[Data items]
* begin *
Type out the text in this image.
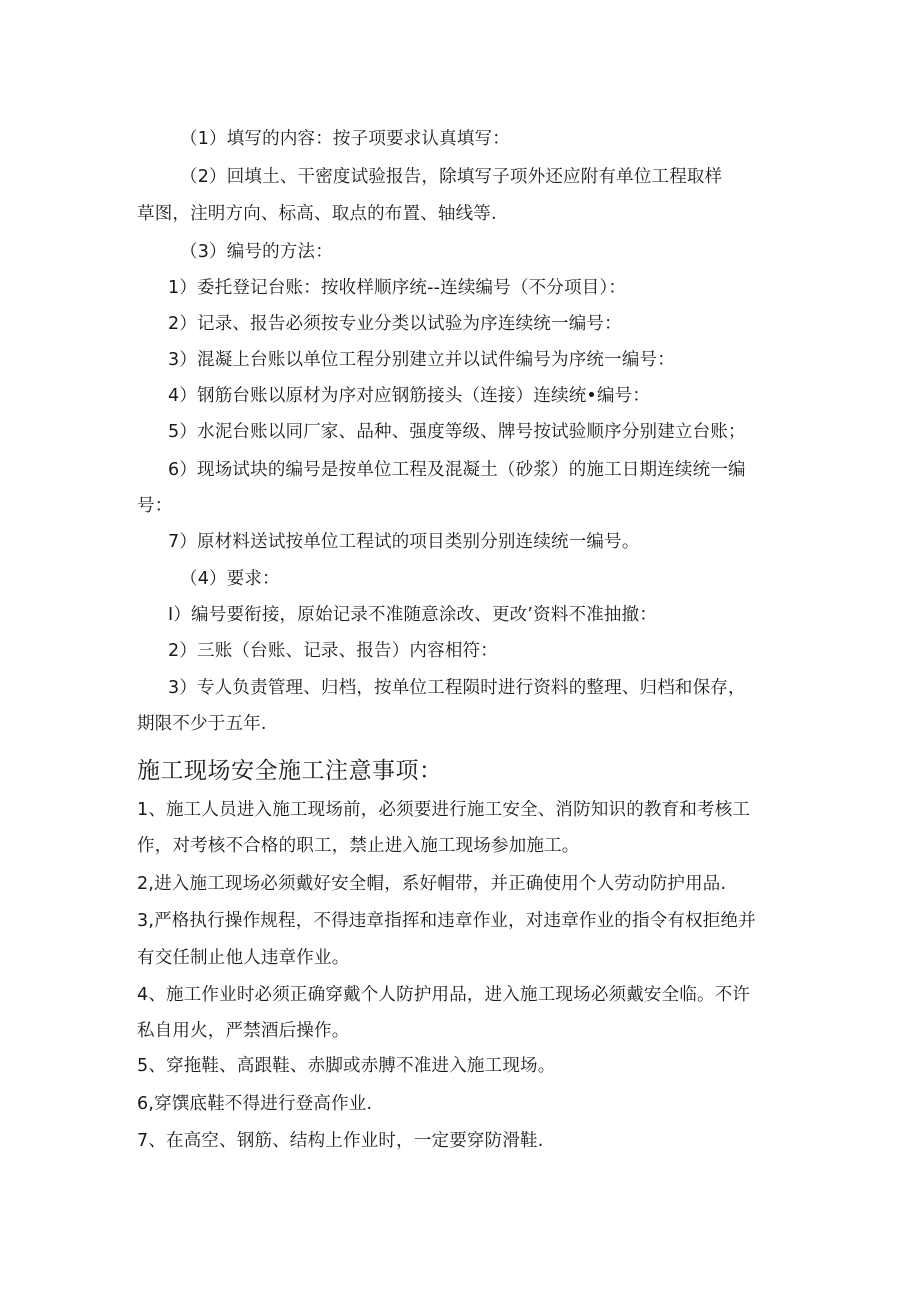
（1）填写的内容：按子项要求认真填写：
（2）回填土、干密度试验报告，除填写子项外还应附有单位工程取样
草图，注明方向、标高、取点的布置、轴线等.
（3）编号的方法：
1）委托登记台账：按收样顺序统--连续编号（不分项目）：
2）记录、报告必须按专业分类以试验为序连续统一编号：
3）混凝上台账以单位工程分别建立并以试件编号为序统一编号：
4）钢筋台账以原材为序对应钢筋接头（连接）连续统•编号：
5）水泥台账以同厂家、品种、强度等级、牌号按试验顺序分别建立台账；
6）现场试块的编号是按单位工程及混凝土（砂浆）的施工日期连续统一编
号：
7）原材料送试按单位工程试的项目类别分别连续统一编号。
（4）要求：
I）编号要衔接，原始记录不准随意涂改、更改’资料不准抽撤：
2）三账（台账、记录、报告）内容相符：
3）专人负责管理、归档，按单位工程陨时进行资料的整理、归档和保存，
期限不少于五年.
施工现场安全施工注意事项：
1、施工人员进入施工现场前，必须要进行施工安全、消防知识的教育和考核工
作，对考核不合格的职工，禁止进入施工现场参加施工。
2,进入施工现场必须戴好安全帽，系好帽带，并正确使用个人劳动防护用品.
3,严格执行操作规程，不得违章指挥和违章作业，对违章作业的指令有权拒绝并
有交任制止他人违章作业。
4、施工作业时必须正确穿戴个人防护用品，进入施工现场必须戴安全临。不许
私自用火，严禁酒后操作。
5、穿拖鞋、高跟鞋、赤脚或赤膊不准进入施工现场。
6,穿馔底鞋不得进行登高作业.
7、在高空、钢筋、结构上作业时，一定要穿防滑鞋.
* end *
* begin *
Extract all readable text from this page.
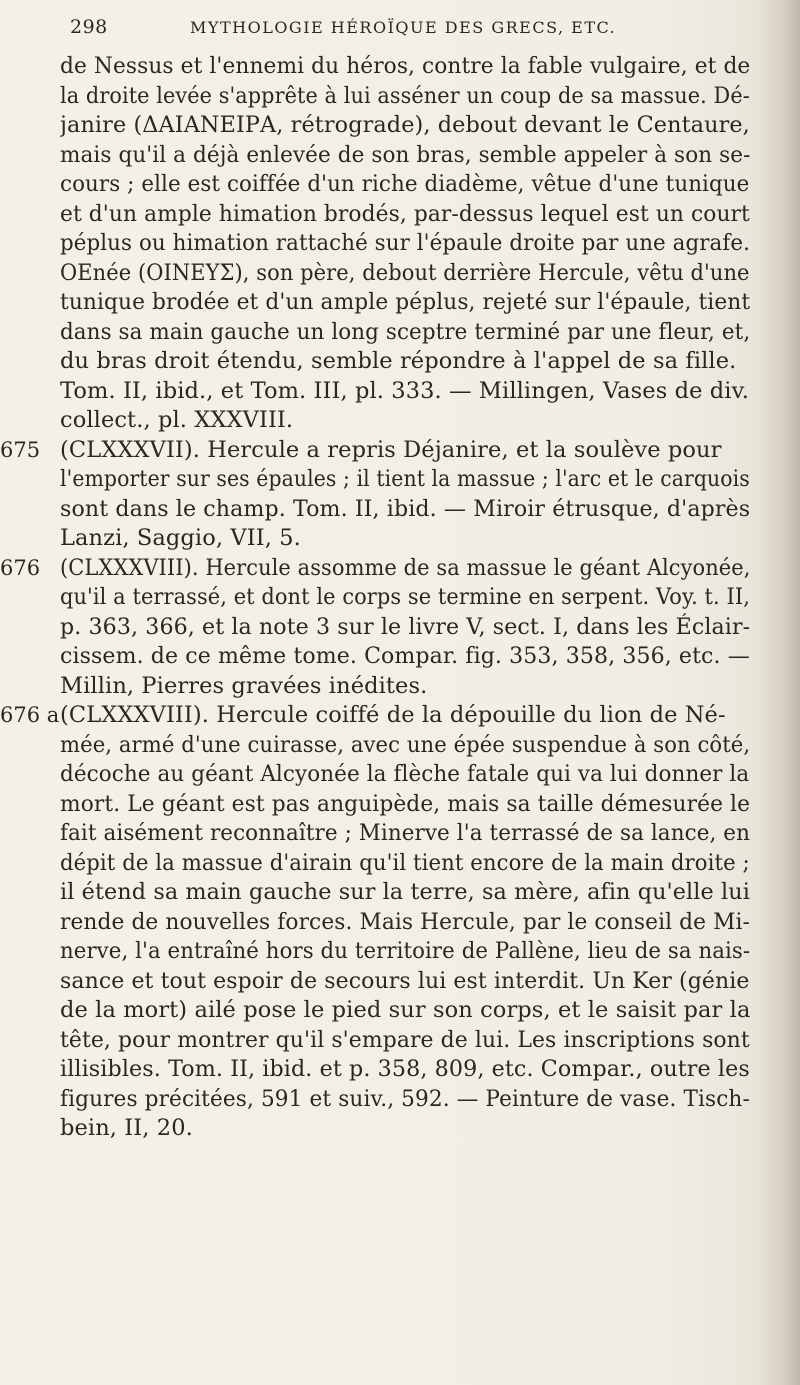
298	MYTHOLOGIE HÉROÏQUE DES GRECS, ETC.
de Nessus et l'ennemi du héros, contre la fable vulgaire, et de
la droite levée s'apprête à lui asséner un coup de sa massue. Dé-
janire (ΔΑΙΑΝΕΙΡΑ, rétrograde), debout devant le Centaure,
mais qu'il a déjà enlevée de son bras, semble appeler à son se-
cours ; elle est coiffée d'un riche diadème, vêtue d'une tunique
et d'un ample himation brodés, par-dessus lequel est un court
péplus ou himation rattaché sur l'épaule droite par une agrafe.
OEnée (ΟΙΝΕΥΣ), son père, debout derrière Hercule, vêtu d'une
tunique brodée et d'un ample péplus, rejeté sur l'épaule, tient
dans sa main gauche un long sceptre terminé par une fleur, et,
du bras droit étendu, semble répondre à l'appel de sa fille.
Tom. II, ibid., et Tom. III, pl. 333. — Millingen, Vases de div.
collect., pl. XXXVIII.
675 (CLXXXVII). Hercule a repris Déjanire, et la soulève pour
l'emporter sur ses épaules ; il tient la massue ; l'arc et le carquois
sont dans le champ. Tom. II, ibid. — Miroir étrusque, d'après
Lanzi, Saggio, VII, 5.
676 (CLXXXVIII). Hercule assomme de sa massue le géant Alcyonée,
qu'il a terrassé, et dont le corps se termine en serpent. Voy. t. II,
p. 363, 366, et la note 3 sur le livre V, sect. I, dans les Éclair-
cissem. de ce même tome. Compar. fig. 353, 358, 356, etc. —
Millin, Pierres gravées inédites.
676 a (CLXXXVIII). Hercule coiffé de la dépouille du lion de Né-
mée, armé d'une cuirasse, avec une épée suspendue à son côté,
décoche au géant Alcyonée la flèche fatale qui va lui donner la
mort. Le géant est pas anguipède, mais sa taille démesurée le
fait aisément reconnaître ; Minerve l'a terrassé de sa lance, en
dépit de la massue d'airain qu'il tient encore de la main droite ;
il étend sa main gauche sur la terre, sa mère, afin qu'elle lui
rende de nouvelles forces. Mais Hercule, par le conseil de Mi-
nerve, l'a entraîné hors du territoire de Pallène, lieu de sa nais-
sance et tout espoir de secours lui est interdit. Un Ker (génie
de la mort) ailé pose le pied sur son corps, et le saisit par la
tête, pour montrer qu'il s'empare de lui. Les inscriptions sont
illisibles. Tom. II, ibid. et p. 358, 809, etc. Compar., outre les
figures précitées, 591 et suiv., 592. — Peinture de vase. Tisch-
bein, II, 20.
* end *
*PROBLEM STATEMENT:*
Go through the material above and copy each line that has the word "this".

*OUTPUT:*
Type out the text in this image.
Extract all readable text from this page.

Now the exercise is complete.